▶ _EXERCISE OBJECTIVE_:
Pick out all lines of the entries that include the word "oxidation" and copy them.

[Transcribed page data]
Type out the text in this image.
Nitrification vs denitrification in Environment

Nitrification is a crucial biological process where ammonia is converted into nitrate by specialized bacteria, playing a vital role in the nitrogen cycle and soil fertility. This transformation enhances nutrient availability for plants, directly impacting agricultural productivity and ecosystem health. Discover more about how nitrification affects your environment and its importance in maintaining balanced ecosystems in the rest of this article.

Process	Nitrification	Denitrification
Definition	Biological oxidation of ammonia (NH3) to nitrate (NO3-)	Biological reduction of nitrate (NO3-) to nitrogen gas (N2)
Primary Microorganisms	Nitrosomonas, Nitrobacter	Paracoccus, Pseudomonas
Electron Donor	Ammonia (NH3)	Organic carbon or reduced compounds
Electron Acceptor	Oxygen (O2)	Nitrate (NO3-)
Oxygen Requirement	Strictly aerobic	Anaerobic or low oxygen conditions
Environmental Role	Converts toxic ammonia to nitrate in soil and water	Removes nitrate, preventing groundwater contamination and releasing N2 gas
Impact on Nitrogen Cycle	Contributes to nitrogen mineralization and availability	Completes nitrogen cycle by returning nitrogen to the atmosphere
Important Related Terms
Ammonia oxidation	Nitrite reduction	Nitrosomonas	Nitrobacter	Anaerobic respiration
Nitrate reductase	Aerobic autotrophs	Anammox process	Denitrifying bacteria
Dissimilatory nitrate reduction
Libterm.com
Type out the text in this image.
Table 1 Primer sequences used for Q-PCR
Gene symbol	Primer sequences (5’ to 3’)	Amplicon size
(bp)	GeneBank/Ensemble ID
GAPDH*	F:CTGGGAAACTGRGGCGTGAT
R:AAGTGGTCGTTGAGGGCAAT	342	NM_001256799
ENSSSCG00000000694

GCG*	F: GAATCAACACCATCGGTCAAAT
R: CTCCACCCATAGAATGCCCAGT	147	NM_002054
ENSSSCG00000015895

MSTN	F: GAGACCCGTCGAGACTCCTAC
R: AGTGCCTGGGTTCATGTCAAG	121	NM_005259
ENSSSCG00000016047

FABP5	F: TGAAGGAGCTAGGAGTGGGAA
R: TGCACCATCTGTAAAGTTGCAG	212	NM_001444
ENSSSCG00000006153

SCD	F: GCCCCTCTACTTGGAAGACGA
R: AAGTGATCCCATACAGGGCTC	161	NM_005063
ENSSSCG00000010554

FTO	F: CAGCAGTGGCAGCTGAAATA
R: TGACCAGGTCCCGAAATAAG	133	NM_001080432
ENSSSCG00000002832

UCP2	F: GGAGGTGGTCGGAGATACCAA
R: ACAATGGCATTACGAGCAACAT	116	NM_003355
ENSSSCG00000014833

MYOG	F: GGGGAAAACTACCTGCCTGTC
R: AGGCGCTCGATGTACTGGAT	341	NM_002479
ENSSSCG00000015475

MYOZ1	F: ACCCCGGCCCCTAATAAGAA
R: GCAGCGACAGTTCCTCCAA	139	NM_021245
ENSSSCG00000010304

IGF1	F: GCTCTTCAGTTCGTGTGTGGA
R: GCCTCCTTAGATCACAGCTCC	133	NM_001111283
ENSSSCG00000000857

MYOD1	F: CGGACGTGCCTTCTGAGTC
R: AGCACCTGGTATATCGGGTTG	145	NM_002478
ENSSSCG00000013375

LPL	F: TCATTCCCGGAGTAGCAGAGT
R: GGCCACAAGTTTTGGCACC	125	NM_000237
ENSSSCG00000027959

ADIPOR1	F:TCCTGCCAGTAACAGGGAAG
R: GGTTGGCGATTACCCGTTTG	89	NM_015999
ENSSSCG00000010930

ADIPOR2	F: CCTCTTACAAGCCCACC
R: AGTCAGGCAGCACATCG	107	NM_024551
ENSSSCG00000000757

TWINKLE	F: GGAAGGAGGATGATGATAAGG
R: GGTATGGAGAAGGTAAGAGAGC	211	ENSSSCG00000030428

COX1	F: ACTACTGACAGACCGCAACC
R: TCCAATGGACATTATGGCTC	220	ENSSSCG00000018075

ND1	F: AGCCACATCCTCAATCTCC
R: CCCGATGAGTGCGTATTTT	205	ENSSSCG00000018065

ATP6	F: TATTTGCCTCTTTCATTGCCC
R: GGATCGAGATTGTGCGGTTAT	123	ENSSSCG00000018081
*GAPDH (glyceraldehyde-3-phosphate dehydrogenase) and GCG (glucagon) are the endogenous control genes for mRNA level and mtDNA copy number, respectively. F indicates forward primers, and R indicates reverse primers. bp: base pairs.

▶ _SOLVED EXERCISE_:
Definition	Biological oxidation of ammonia (NH3) to nitrate (NO3-)	Biological reduction of nitrate (NO3-) to nitrogen gas (N2)
Ammonia oxidation	Nitrite reduction	Nitrosomonas	Nitrobacter	Anaerobic respiration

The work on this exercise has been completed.